### LISTED ENTRIES
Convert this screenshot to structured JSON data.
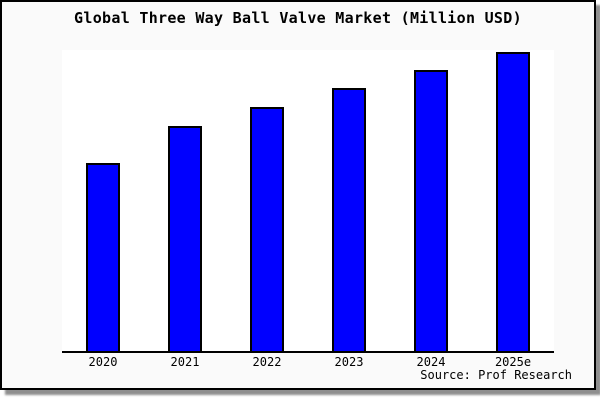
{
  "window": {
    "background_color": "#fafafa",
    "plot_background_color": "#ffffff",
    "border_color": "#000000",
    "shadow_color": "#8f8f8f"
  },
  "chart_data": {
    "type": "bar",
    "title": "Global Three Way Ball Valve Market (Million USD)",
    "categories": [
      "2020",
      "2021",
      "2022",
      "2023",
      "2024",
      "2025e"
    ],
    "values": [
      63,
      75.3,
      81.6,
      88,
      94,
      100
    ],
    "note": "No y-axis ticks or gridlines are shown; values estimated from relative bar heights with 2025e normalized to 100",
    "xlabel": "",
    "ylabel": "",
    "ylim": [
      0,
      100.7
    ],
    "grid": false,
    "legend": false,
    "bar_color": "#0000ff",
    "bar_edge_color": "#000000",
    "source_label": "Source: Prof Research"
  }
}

### EXERCISE OBJECTIVE
Show every line from the entries above in which "values" appears.

### SOLUTION FOR THIS TASK
    "values": [
    "note": "No y-axis ticks or gridlines are shown; values estimated from relative bar heights with 2025e normalized to 100",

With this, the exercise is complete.